--- Start Entries shown ---
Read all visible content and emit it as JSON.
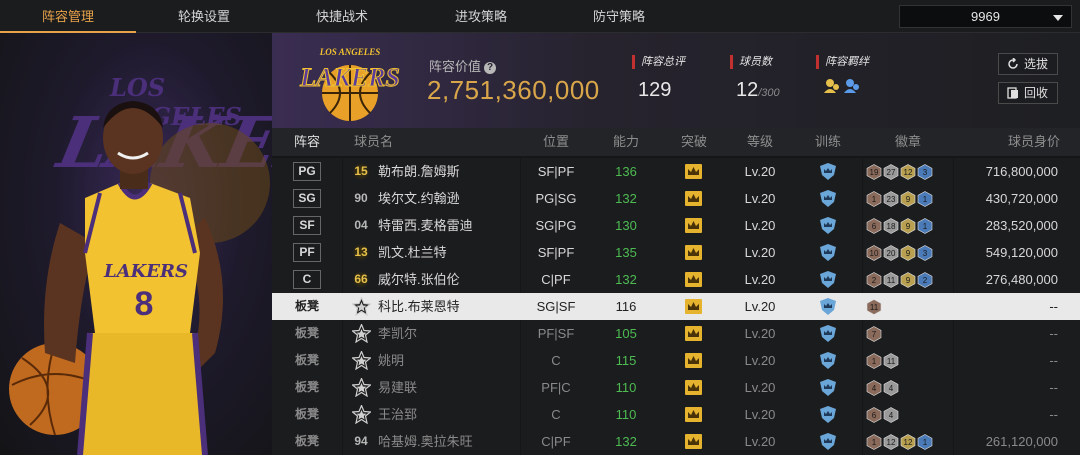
{
  "nav": {
    "tabs": [
      "阵容管理",
      "轮换设置",
      "快捷战术",
      "进攻策略",
      "防守策略"
    ],
    "active_tab": 0,
    "dropdown_value": "9969"
  },
  "header": {
    "value_label": "阵容价值",
    "value": "2,751,360,000",
    "logo_text": "LAKERS",
    "logo_arc_text": "LOS ANGELES",
    "stats": [
      {
        "label": "阵容总评",
        "value": "129",
        "sub": ""
      },
      {
        "label": "球员数",
        "value": "12",
        "sub": "/300"
      },
      {
        "label": "阵容羁绊",
        "value": "",
        "sub": ""
      }
    ],
    "buttons": [
      {
        "label": "选拔",
        "icon": "refresh-icon"
      },
      {
        "label": "回收",
        "icon": "recycle-icon"
      }
    ]
  },
  "portrait": {
    "bg_text_1": "LOS ANGELES",
    "bg_text_2": "LAKERS",
    "jersey_text": "LAKERS",
    "jersey_number": "8"
  },
  "table": {
    "columns": [
      "阵容",
      "球员名",
      "位置",
      "能力",
      "突破",
      "等级",
      "训练",
      "徽章",
      "球员身价"
    ],
    "rows": [
      {
        "slot": "PG",
        "tag": "15",
        "tag_style": "gold",
        "name": "勒布朗.詹姆斯",
        "position": "SF|PF",
        "ability": "136",
        "level": "Lv.20",
        "badges": [
          {
            "n": "19",
            "c": "#8a6a5a"
          },
          {
            "n": "27",
            "c": "#9a9a9a"
          },
          {
            "n": "12",
            "c": "#b8a050"
          },
          {
            "n": "3",
            "c": "#4a7ab8"
          }
        ],
        "salary": "716,800,000",
        "starter": true,
        "selected": false
      },
      {
        "slot": "SG",
        "tag": "90",
        "tag_style": "plain",
        "name": "埃尔文.约翰逊",
        "position": "PG|SG",
        "ability": "132",
        "level": "Lv.20",
        "badges": [
          {
            "n": "1",
            "c": "#8a6a5a"
          },
          {
            "n": "23",
            "c": "#9a9a9a"
          },
          {
            "n": "9",
            "c": "#b8a050"
          },
          {
            "n": "1",
            "c": "#4a7ab8"
          }
        ],
        "salary": "430,720,000",
        "starter": true,
        "selected": false
      },
      {
        "slot": "SF",
        "tag": "04",
        "tag_style": "plain",
        "name": "特雷西.麦格雷迪",
        "position": "SG|PG",
        "ability": "130",
        "level": "Lv.20",
        "badges": [
          {
            "n": "6",
            "c": "#8a6a5a"
          },
          {
            "n": "18",
            "c": "#9a9a9a"
          },
          {
            "n": "9",
            "c": "#b8a050"
          },
          {
            "n": "1",
            "c": "#4a7ab8"
          }
        ],
        "salary": "283,520,000",
        "starter": true,
        "selected": false
      },
      {
        "slot": "PF",
        "tag": "13",
        "tag_style": "gold",
        "name": "凯文.杜兰特",
        "position": "SF|PF",
        "ability": "135",
        "level": "Lv.20",
        "badges": [
          {
            "n": "10",
            "c": "#8a6a5a"
          },
          {
            "n": "20",
            "c": "#9a9a9a"
          },
          {
            "n": "9",
            "c": "#b8a050"
          },
          {
            "n": "3",
            "c": "#4a7ab8"
          }
        ],
        "salary": "549,120,000",
        "starter": true,
        "selected": false
      },
      {
        "slot": "C",
        "tag": "66",
        "tag_style": "gold",
        "name": "威尔特.张伯伦",
        "position": "C|PF",
        "ability": "132",
        "level": "Lv.20",
        "badges": [
          {
            "n": "2",
            "c": "#8a6a5a"
          },
          {
            "n": "11",
            "c": "#9a9a9a"
          },
          {
            "n": "9",
            "c": "#b8a050"
          },
          {
            "n": "2",
            "c": "#4a7ab8"
          }
        ],
        "salary": "276,480,000",
        "starter": true,
        "selected": false
      },
      {
        "slot": "板凳",
        "tag": "",
        "tag_style": "star",
        "name": "科比.布莱恩特",
        "position": "SG|SF",
        "ability": "116",
        "level": "Lv.20",
        "badges": [
          {
            "n": "11",
            "c": "#8a6a5a"
          }
        ],
        "salary": "--",
        "starter": false,
        "selected": true
      },
      {
        "slot": "板凳",
        "tag": "",
        "tag_style": "star",
        "name": "李凯尔",
        "position": "PF|SF",
        "ability": "105",
        "level": "Lv.20",
        "badges": [
          {
            "n": "7",
            "c": "#8a6a5a"
          }
        ],
        "salary": "--",
        "starter": false,
        "selected": false
      },
      {
        "slot": "板凳",
        "tag": "",
        "tag_style": "star",
        "name": "姚明",
        "position": "C",
        "ability": "115",
        "level": "Lv.20",
        "badges": [
          {
            "n": "1",
            "c": "#8a6a5a"
          },
          {
            "n": "11",
            "c": "#9a9a9a"
          }
        ],
        "salary": "--",
        "starter": false,
        "selected": false
      },
      {
        "slot": "板凳",
        "tag": "",
        "tag_style": "star",
        "name": "易建联",
        "position": "PF|C",
        "ability": "110",
        "level": "Lv.20",
        "badges": [
          {
            "n": "4",
            "c": "#8a6a5a"
          },
          {
            "n": "4",
            "c": "#9a9a9a"
          }
        ],
        "salary": "--",
        "starter": false,
        "selected": false
      },
      {
        "slot": "板凳",
        "tag": "",
        "tag_style": "star",
        "name": "王治郅",
        "position": "C",
        "ability": "110",
        "level": "Lv.20",
        "badges": [
          {
            "n": "6",
            "c": "#8a6a5a"
          },
          {
            "n": "4",
            "c": "#9a9a9a"
          }
        ],
        "salary": "--",
        "starter": false,
        "selected": false
      },
      {
        "slot": "板凳",
        "tag": "94",
        "tag_style": "plain",
        "name": "哈基姆.奥拉朱旺",
        "position": "C|PF",
        "ability": "132",
        "level": "Lv.20",
        "badges": [
          {
            "n": "1",
            "c": "#8a6a5a"
          },
          {
            "n": "12",
            "c": "#9a9a9a"
          },
          {
            "n": "12",
            "c": "#b8a050"
          },
          {
            "n": "1",
            "c": "#4a7ab8"
          }
        ],
        "salary": "261,120,000",
        "starter": false,
        "selected": false
      }
    ]
  },
  "colors": {
    "accent": "#e8a24a",
    "value_gold": "#d9a64a",
    "ability_green": "#4dbb52",
    "lakers_purple": "#4b2f7a",
    "lakers_gold": "#f2c230"
  }
}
--- End Entries shown ---
Task statement: Without the pictures, restate all the entries above exactly.

Solution to this exercise:
Read all visible content and emit it as JSON.
{
  "nav": {
    "tabs": [
      "阵容管理",
      "轮换设置",
      "快捷战术",
      "进攻策略",
      "防守策略"
    ],
    "active_tab": 0,
    "dropdown_value": "9969"
  },
  "header": {
    "value_label": "阵容价值",
    "value": "2,751,360,000",
    "logo_text": "LAKERS",
    "logo_arc_text": "LOS ANGELES",
    "stats": [
      {
        "label": "阵容总评",
        "value": "129",
        "sub": ""
      },
      {
        "label": "球员数",
        "value": "12",
        "sub": "/300"
      },
      {
        "label": "阵容羁绊",
        "value": "",
        "sub": ""
      }
    ],
    "buttons": [
      {
        "label": "选拔",
        "icon": "refresh-icon"
      },
      {
        "label": "回收",
        "icon": "recycle-icon"
      }
    ]
  },
  "portrait": {
    "bg_text_1": "LOS ANGELES",
    "bg_text_2": "LAKERS",
    "jersey_text": "LAKERS",
    "jersey_number": "8"
  },
  "table": {
    "columns": [
      "阵容",
      "球员名",
      "位置",
      "能力",
      "突破",
      "等级",
      "训练",
      "徽章",
      "球员身价"
    ],
    "rows": [
      {
        "slot": "PG",
        "tag": "15",
        "tag_style": "gold",
        "name": "勒布朗.詹姆斯",
        "position": "SF|PF",
        "ability": "136",
        "level": "Lv.20",
        "badges": [
          {
            "n": "19",
            "c": "#8a6a5a"
          },
          {
            "n": "27",
            "c": "#9a9a9a"
          },
          {
            "n": "12",
            "c": "#b8a050"
          },
          {
            "n": "3",
            "c": "#4a7ab8"
          }
        ],
        "salary": "716,800,000",
        "starter": true,
        "selected": false
      },
      {
        "slot": "SG",
        "tag": "90",
        "tag_style": "plain",
        "name": "埃尔文.约翰逊",
        "position": "PG|SG",
        "ability": "132",
        "level": "Lv.20",
        "badges": [
          {
            "n": "1",
            "c": "#8a6a5a"
          },
          {
            "n": "23",
            "c": "#9a9a9a"
          },
          {
            "n": "9",
            "c": "#b8a050"
          },
          {
            "n": "1",
            "c": "#4a7ab8"
          }
        ],
        "salary": "430,720,000",
        "starter": true,
        "selected": false
      },
      {
        "slot": "SF",
        "tag": "04",
        "tag_style": "plain",
        "name": "特雷西.麦格雷迪",
        "position": "SG|PG",
        "ability": "130",
        "level": "Lv.20",
        "badges": [
          {
            "n": "6",
            "c": "#8a6a5a"
          },
          {
            "n": "18",
            "c": "#9a9a9a"
          },
          {
            "n": "9",
            "c": "#b8a050"
          },
          {
            "n": "1",
            "c": "#4a7ab8"
          }
        ],
        "salary": "283,520,000",
        "starter": true,
        "selected": false
      },
      {
        "slot": "PF",
        "tag": "13",
        "tag_style": "gold",
        "name": "凯文.杜兰特",
        "position": "SF|PF",
        "ability": "135",
        "level": "Lv.20",
        "badges": [
          {
            "n": "10",
            "c": "#8a6a5a"
          },
          {
            "n": "20",
            "c": "#9a9a9a"
          },
          {
            "n": "9",
            "c": "#b8a050"
          },
          {
            "n": "3",
            "c": "#4a7ab8"
          }
        ],
        "salary": "549,120,000",
        "starter": true,
        "selected": false
      },
      {
        "slot": "C",
        "tag": "66",
        "tag_style": "gold",
        "name": "威尔特.张伯伦",
        "position": "C|PF",
        "ability": "132",
        "level": "Lv.20",
        "badges": [
          {
            "n": "2",
            "c": "#8a6a5a"
          },
          {
            "n": "11",
            "c": "#9a9a9a"
          },
          {
            "n": "9",
            "c": "#b8a050"
          },
          {
            "n": "2",
            "c": "#4a7ab8"
          }
        ],
        "salary": "276,480,000",
        "starter": true,
        "selected": false
      },
      {
        "slot": "板凳",
        "tag": "",
        "tag_style": "star",
        "name": "科比.布莱恩特",
        "position": "SG|SF",
        "ability": "116",
        "level": "Lv.20",
        "badges": [
          {
            "n": "11",
            "c": "#8a6a5a"
          }
        ],
        "salary": "--",
        "starter": false,
        "selected": true
      },
      {
        "slot": "板凳",
        "tag": "",
        "tag_style": "star",
        "name": "李凯尔",
        "position": "PF|SF",
        "ability": "105",
        "level": "Lv.20",
        "badges": [
          {
            "n": "7",
            "c": "#8a6a5a"
          }
        ],
        "salary": "--",
        "starter": false,
        "selected": false
      },
      {
        "slot": "板凳",
        "tag": "",
        "tag_style": "star",
        "name": "姚明",
        "position": "C",
        "ability": "115",
        "level": "Lv.20",
        "badges": [
          {
            "n": "1",
            "c": "#8a6a5a"
          },
          {
            "n": "11",
            "c": "#9a9a9a"
          }
        ],
        "salary": "--",
        "starter": false,
        "selected": false
      },
      {
        "slot": "板凳",
        "tag": "",
        "tag_style": "star",
        "name": "易建联",
        "position": "PF|C",
        "ability": "110",
        "level": "Lv.20",
        "badges": [
          {
            "n": "4",
            "c": "#8a6a5a"
          },
          {
            "n": "4",
            "c": "#9a9a9a"
          }
        ],
        "salary": "--",
        "starter": false,
        "selected": false
      },
      {
        "slot": "板凳",
        "tag": "",
        "tag_style": "star",
        "name": "王治郅",
        "position": "C",
        "ability": "110",
        "level": "Lv.20",
        "badges": [
          {
            "n": "6",
            "c": "#8a6a5a"
          },
          {
            "n": "4",
            "c": "#9a9a9a"
          }
        ],
        "salary": "--",
        "starter": false,
        "selected": false
      },
      {
        "slot": "板凳",
        "tag": "94",
        "tag_style": "plain",
        "name": "哈基姆.奥拉朱旺",
        "position": "C|PF",
        "ability": "132",
        "level": "Lv.20",
        "badges": [
          {
            "n": "1",
            "c": "#8a6a5a"
          },
          {
            "n": "12",
            "c": "#9a9a9a"
          },
          {
            "n": "12",
            "c": "#b8a050"
          },
          {
            "n": "1",
            "c": "#4a7ab8"
          }
        ],
        "salary": "261,120,000",
        "starter": false,
        "selected": false
      }
    ]
  },
  "colors": {
    "accent": "#e8a24a",
    "value_gold": "#d9a64a",
    "ability_green": "#4dbb52",
    "lakers_purple": "#4b2f7a",
    "lakers_gold": "#f2c230"
  }
}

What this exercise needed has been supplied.